Stored records >>
* * *
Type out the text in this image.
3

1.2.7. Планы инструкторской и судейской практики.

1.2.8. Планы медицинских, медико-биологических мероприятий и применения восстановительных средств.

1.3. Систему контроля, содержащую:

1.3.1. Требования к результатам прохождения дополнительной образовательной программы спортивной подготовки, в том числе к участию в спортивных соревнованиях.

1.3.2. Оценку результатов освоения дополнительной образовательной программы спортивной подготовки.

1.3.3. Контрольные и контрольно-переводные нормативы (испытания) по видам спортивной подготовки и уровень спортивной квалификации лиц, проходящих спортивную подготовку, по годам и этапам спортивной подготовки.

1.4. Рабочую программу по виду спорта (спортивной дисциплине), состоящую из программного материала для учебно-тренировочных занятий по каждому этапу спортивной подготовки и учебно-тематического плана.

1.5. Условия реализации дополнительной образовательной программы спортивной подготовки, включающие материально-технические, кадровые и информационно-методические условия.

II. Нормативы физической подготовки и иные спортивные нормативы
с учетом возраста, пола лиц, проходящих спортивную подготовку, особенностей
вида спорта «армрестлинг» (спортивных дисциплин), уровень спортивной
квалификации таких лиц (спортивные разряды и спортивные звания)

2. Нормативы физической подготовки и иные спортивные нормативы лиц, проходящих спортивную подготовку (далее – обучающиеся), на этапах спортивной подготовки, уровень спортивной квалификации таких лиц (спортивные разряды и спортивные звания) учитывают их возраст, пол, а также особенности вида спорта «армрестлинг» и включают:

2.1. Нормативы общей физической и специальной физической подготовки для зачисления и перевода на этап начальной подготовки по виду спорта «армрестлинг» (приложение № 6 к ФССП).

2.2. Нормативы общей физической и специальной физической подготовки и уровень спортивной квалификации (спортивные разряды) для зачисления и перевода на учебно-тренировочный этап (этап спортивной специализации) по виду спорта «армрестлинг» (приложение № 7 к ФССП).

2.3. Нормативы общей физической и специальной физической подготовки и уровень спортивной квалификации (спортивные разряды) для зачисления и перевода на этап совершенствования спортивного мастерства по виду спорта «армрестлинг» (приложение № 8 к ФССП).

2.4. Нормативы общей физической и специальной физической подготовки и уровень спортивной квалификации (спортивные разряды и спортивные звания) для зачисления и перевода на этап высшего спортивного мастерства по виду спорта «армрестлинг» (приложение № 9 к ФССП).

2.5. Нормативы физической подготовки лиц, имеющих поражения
* * *
What is being asked >>
Exactly reproduce every line of the records.

Expected output >>
Type out the text in this image.
3

1.2.7. Планы инструкторской и судейской практики.

1.2.8. Планы медицинских, медико-биологических мероприятий и применения восстановительных средств.

1.3. Систему контроля, содержащую:

1.3.1. Требования к результатам прохождения дополнительной образовательной программы спортивной подготовки, в том числе к участию в спортивных соревнованиях.

1.3.2. Оценку результатов освоения дополнительной образовательной программы спортивной подготовки.

1.3.3. Контрольные и контрольно-переводные нормативы (испытания) по видам спортивной подготовки и уровень спортивной квалификации лиц, проходящих спортивную подготовку, по годам и этапам спортивной подготовки.

1.4. Рабочую программу по виду спорта (спортивной дисциплине), состоящую из программного материала для учебно-тренировочных занятий по каждому этапу спортивной подготовки и учебно-тематического плана.

1.5. Условия реализации дополнительной образовательной программы спортивной подготовки, включающие материально-технические, кадровые и информационно-методические условия.

II. Нормативы физической подготовки и иные спортивные нормативы
с учетом возраста, пола лиц, проходящих спортивную подготовку, особенностей
вида спорта «армрестлинг» (спортивных дисциплин), уровень спортивной
квалификации таких лиц (спортивные разряды и спортивные звания)

2. Нормативы физической подготовки и иные спортивные нормативы лиц, проходящих спортивную подготовку (далее – обучающиеся), на этапах спортивной подготовки, уровень спортивной квалификации таких лиц (спортивные разряды и спортивные звания) учитывают их возраст, пол, а также особенности вида спорта «армрестлинг» и включают:

2.1. Нормативы общей физической и специальной физической подготовки для зачисления и перевода на этап начальной подготовки по виду спорта «армрестлинг» (приложение № 6 к ФССП).

2.2. Нормативы общей физической и специальной физической подготовки и уровень спортивной квалификации (спортивные разряды) для зачисления и перевода на учебно-тренировочный этап (этап спортивной специализации) по виду спорта «армрестлинг» (приложение № 7 к ФССП).

2.3. Нормативы общей физической и специальной физической подготовки и уровень спортивной квалификации (спортивные разряды) для зачисления и перевода на этап совершенствования спортивного мастерства по виду спорта «армрестлинг» (приложение № 8 к ФССП).

2.4. Нормативы общей физической и специальной физической подготовки и уровень спортивной квалификации (спортивные разряды и спортивные звания) для зачисления и перевода на этап высшего спортивного мастерства по виду спорта «армрестлинг» (приложение № 9 к ФССП).

2.5. Нормативы физической подготовки лиц, имеющих поражения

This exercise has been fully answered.